● OBJECTIVE
Your task is to gather the lines below that hold the string "JSON".

(Recorded data)
+--
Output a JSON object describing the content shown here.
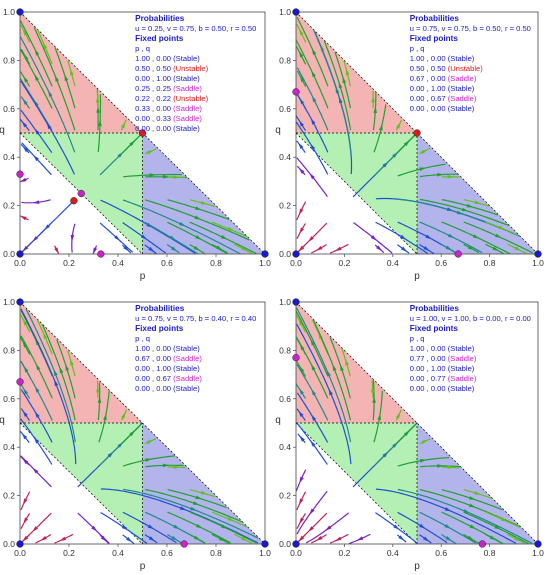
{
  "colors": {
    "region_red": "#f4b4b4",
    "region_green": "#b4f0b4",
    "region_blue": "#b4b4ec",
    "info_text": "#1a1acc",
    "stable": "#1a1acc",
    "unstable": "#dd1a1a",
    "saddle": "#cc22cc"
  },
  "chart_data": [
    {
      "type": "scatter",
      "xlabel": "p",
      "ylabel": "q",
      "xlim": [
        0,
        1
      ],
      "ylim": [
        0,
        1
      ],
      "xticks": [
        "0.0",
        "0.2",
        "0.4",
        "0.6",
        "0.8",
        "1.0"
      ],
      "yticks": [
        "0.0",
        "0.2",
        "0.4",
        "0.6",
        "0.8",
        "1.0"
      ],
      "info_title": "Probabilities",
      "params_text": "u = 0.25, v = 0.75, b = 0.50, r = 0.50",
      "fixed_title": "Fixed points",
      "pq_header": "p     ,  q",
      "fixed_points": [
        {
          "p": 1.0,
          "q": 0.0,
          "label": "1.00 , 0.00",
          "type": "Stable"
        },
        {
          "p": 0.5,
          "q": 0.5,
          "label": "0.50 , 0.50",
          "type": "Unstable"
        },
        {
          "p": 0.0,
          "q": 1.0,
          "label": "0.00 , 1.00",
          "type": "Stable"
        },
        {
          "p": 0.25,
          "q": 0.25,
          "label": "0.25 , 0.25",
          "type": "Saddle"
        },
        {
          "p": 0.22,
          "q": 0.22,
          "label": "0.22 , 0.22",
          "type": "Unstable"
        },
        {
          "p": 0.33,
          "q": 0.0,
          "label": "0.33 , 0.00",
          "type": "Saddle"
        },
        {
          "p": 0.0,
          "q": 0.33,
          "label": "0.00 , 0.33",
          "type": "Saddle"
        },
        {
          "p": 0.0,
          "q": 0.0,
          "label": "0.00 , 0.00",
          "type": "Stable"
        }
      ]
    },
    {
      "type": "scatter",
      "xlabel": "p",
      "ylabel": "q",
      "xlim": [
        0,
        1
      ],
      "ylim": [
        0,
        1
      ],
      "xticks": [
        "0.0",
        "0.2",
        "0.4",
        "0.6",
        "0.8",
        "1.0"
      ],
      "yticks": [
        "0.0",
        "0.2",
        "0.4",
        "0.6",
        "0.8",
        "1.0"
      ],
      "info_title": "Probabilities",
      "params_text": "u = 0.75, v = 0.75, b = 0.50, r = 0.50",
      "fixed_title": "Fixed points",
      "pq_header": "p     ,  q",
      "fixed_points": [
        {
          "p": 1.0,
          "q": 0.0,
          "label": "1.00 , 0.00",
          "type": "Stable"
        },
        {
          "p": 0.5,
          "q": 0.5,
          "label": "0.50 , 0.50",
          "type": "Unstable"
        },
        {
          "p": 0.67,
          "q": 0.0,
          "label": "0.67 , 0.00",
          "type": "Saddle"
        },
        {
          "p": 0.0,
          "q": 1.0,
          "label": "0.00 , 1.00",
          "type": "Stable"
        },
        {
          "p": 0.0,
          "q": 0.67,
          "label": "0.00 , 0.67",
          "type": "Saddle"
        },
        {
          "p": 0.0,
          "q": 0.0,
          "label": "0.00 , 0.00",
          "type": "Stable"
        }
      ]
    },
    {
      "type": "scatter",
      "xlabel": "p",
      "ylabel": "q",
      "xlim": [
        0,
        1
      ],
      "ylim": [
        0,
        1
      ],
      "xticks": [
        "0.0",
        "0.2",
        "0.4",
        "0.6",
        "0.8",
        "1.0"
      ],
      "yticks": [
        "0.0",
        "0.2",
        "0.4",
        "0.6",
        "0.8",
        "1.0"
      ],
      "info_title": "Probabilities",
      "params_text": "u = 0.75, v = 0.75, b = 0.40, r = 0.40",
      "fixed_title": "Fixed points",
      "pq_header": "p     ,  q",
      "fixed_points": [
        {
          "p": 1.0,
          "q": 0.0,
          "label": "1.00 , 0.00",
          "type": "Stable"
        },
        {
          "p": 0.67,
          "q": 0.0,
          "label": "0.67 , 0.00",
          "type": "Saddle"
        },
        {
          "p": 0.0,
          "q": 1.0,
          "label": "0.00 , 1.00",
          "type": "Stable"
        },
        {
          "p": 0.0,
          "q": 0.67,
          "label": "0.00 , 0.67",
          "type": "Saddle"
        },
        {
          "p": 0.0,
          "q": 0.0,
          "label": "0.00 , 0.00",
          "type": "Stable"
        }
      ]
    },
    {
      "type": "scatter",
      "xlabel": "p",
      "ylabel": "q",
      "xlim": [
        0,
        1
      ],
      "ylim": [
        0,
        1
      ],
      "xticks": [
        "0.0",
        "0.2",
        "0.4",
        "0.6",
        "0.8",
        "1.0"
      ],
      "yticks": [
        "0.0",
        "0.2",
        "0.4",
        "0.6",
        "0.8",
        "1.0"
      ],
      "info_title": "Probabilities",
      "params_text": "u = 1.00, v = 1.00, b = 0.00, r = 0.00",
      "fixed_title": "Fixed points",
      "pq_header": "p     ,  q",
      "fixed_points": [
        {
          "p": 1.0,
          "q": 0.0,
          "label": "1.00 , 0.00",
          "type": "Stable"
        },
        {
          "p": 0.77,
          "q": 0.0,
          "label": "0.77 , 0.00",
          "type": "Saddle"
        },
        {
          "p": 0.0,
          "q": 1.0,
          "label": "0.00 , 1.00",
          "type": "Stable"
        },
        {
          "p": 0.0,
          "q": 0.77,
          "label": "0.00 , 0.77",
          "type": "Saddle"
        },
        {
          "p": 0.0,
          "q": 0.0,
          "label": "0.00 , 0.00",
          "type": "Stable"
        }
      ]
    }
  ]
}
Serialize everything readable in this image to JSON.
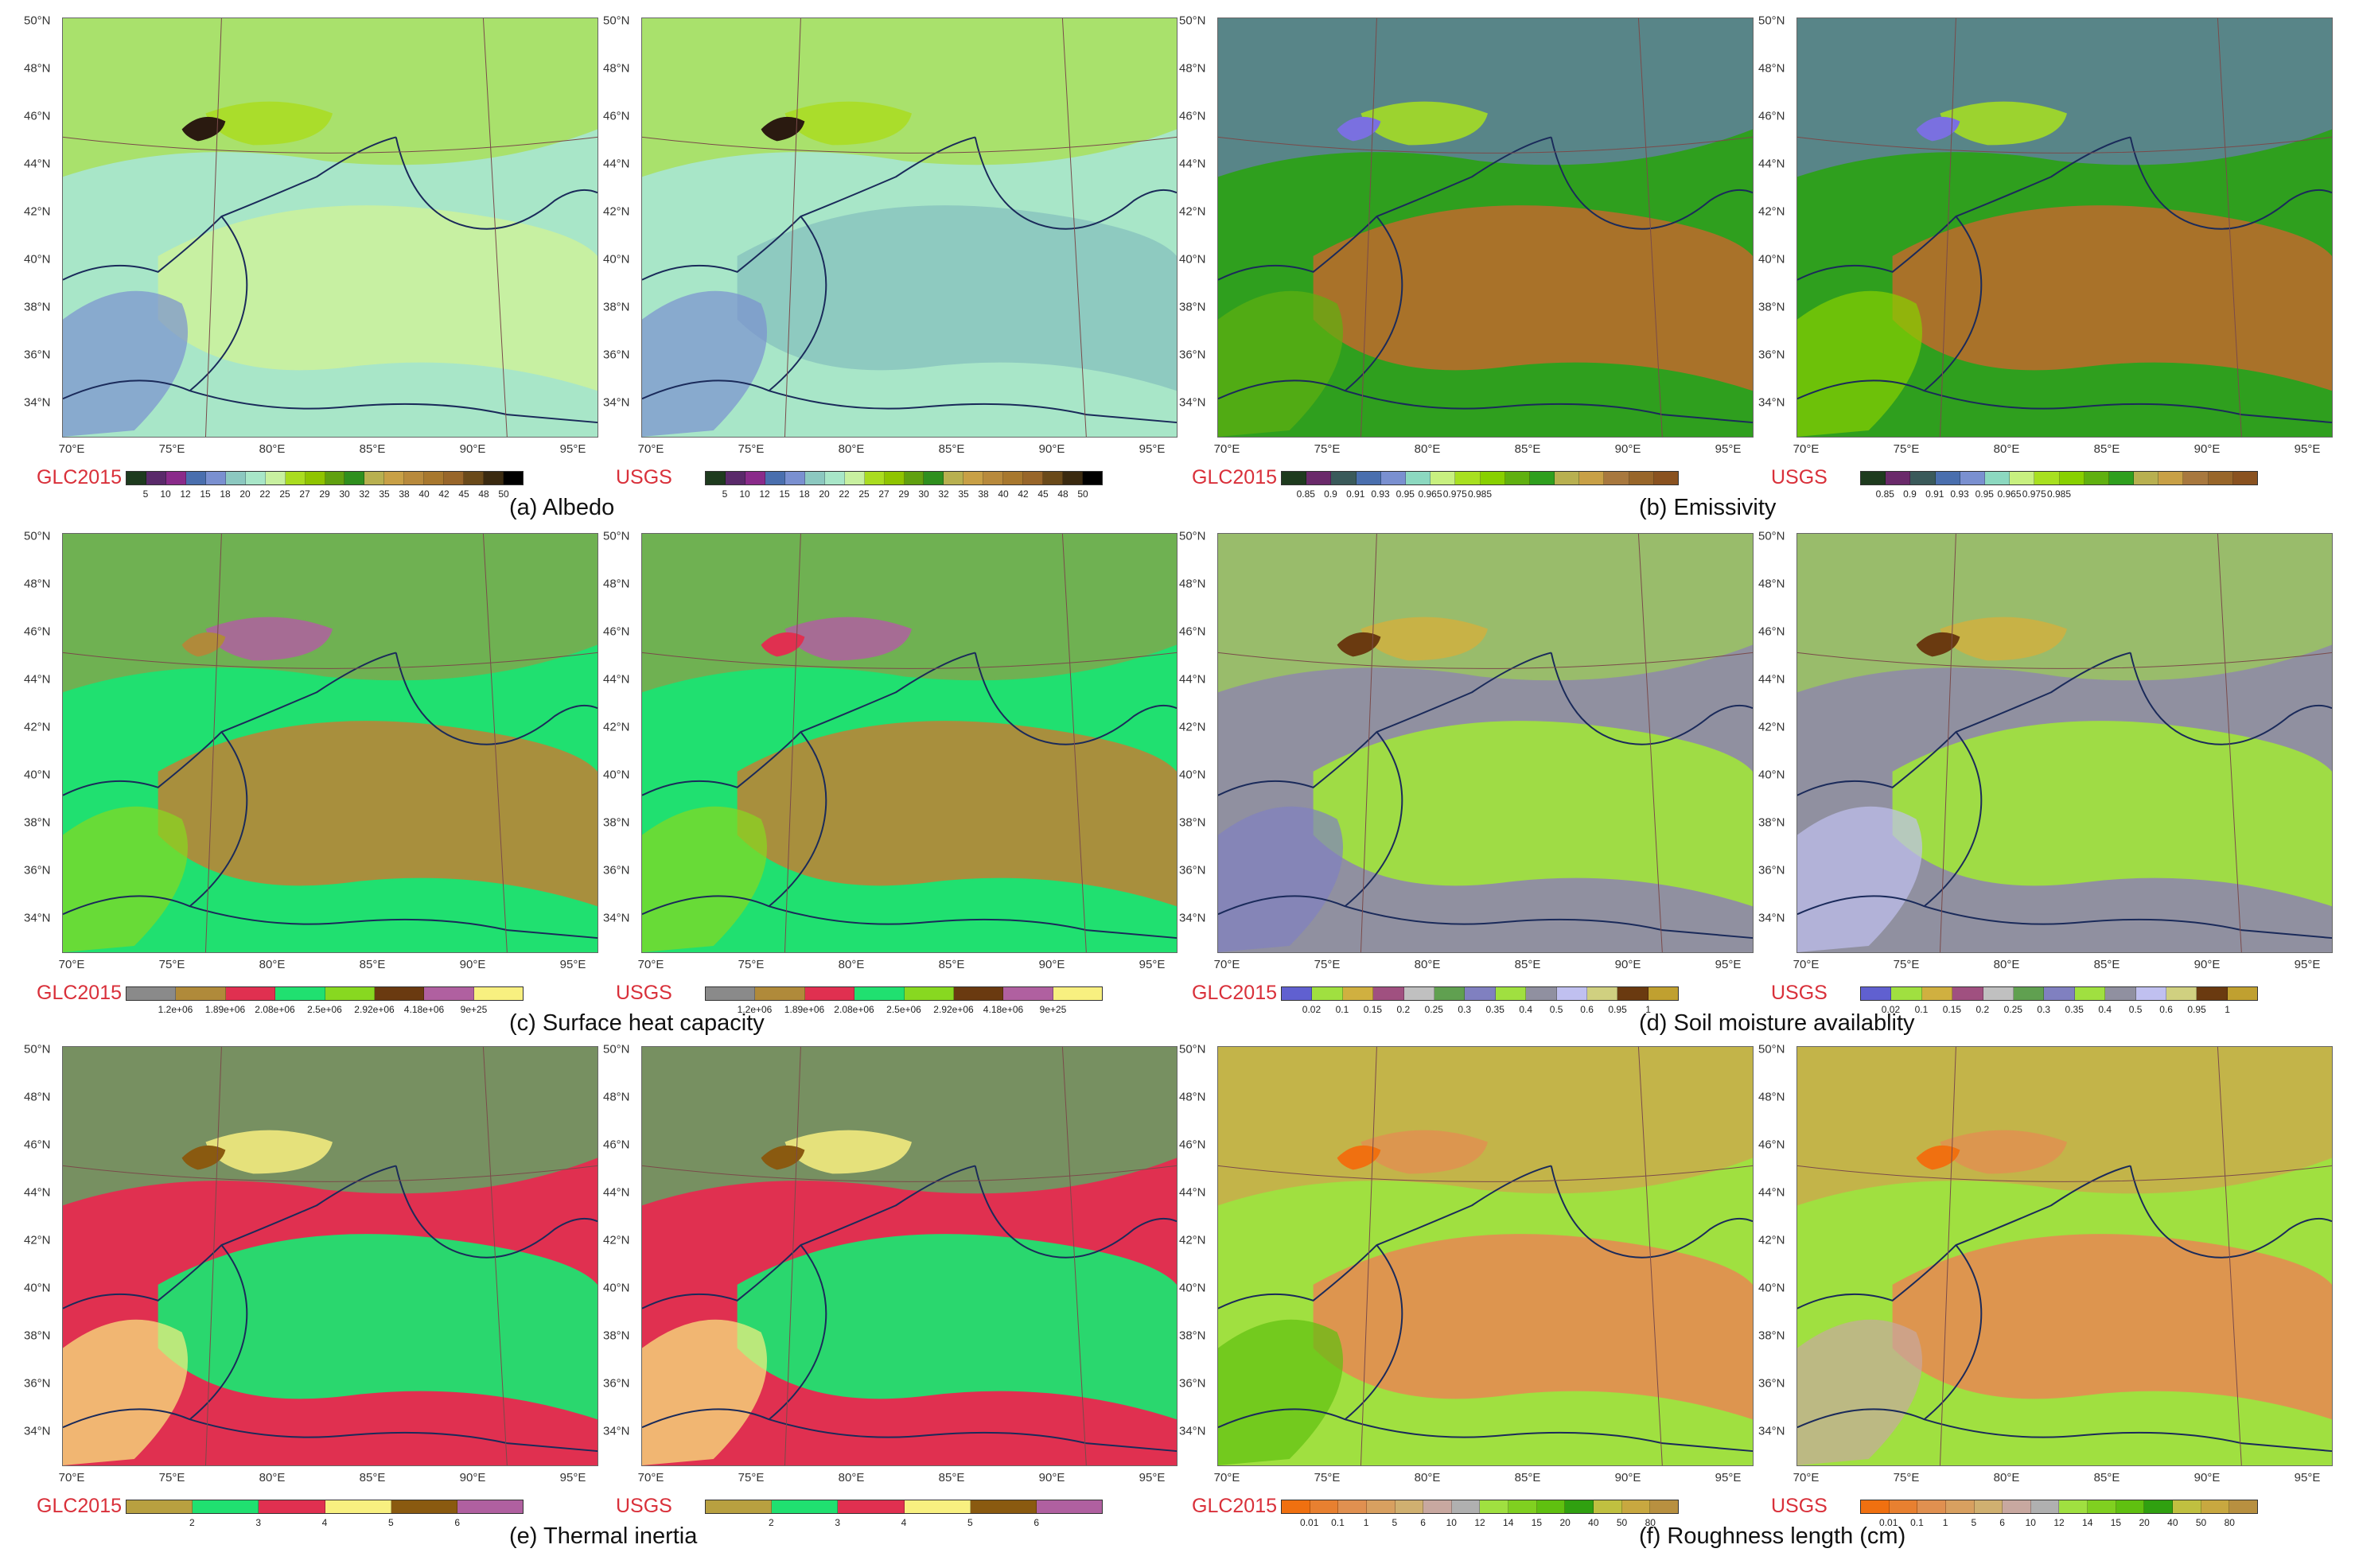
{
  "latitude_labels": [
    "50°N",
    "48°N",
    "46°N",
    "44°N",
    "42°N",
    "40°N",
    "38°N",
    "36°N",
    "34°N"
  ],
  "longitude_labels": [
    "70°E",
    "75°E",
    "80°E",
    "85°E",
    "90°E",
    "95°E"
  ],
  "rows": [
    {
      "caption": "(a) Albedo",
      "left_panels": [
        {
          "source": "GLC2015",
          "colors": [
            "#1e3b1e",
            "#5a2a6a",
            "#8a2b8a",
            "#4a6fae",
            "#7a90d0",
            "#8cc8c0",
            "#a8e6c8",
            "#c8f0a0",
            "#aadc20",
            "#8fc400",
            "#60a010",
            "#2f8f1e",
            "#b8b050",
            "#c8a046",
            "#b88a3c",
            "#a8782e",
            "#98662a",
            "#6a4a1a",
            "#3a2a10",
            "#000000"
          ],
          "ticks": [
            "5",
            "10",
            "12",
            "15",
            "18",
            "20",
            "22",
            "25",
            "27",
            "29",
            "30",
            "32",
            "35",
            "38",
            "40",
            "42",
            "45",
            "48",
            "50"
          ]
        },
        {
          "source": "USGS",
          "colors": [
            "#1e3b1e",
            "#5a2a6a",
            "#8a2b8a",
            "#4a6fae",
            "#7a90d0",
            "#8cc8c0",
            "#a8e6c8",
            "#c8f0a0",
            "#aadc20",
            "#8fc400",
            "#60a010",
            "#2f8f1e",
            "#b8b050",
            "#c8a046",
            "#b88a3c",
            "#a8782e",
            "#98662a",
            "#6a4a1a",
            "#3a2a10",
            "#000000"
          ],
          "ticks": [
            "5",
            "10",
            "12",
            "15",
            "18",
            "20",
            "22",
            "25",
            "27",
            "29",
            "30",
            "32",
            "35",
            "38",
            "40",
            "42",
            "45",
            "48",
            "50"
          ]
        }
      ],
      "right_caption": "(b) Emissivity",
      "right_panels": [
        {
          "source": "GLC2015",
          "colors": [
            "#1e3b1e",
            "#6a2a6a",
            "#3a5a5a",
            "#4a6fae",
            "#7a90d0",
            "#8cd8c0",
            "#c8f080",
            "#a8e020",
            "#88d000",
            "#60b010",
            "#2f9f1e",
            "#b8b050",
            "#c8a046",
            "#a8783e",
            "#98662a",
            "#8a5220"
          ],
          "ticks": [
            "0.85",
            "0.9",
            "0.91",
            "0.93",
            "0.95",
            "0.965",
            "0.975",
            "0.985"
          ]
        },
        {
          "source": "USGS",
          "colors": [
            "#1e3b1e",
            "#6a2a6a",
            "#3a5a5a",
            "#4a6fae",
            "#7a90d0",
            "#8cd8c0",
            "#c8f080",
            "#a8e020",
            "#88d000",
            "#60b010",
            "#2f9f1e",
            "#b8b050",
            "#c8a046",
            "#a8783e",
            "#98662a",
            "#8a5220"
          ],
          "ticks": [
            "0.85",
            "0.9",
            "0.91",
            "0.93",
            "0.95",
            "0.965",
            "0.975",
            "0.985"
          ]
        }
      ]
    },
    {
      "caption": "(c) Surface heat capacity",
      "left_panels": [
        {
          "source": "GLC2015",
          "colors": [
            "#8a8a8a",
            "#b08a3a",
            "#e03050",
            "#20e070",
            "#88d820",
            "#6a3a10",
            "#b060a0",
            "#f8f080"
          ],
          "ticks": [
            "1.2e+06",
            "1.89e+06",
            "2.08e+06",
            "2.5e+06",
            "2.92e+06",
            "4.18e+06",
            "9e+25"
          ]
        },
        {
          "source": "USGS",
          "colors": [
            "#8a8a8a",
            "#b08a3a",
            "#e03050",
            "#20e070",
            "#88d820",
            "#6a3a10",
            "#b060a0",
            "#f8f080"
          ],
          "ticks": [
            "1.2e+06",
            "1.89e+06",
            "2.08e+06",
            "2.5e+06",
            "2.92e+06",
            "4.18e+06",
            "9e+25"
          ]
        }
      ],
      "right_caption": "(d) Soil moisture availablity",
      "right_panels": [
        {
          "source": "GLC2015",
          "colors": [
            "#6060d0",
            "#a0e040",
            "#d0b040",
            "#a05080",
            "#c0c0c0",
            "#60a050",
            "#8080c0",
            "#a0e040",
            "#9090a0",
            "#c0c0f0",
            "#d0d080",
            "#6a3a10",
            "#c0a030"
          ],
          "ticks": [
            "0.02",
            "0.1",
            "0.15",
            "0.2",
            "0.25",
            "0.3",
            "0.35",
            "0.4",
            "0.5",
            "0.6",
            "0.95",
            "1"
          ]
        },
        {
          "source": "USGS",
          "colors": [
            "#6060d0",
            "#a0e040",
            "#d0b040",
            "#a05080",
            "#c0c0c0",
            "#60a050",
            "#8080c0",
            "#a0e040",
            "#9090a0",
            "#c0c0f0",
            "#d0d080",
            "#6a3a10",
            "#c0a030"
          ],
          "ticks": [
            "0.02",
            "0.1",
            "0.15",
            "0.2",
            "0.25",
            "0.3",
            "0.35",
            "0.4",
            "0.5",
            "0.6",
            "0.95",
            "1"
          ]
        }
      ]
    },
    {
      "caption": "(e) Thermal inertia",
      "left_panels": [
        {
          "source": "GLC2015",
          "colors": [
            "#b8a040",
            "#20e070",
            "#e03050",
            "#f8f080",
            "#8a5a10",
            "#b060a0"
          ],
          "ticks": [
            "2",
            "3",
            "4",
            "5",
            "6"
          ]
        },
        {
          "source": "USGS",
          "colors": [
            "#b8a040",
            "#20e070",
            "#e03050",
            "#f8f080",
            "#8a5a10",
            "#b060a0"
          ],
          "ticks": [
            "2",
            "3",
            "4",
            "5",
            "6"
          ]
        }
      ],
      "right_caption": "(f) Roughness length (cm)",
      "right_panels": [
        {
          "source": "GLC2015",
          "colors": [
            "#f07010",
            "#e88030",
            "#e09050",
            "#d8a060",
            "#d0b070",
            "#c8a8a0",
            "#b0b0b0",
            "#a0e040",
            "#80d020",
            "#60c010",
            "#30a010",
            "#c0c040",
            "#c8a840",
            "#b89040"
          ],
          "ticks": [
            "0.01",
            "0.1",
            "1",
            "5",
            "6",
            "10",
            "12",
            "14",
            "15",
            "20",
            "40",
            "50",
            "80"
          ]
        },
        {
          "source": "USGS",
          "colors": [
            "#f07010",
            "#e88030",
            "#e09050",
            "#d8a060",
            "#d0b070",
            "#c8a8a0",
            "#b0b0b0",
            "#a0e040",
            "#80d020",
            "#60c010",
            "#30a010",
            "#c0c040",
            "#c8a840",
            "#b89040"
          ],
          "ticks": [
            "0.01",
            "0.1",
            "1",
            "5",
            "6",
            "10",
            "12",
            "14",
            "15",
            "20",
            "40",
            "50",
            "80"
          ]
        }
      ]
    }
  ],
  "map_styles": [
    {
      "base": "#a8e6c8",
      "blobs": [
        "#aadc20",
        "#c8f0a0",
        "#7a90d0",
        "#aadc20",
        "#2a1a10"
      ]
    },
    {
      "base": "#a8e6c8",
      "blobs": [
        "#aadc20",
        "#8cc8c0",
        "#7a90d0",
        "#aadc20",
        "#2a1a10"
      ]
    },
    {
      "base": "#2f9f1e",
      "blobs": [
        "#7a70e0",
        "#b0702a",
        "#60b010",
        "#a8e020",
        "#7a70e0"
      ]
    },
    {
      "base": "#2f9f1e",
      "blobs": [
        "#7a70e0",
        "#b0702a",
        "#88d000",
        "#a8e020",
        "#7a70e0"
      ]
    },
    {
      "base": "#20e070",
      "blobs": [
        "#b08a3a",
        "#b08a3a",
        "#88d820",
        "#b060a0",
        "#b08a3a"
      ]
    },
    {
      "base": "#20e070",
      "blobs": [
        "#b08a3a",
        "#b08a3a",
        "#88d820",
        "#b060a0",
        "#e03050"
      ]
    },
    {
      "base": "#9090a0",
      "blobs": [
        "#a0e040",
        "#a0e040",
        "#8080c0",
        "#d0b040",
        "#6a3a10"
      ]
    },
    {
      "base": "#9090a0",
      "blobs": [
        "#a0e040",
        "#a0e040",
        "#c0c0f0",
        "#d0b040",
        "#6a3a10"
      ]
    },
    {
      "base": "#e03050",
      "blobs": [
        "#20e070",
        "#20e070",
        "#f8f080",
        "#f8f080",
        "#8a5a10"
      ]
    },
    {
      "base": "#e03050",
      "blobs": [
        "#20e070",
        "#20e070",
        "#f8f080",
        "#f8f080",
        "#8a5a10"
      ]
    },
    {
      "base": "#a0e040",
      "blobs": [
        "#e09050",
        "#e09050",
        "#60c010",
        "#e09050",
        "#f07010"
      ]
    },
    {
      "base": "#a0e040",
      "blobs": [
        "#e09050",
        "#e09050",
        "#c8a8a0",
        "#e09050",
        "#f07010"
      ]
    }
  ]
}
+--
● RESULT OF THIS EXERCISE
Output a JSON object describing the content shown here.
Serialize everything readable in this image to JSON.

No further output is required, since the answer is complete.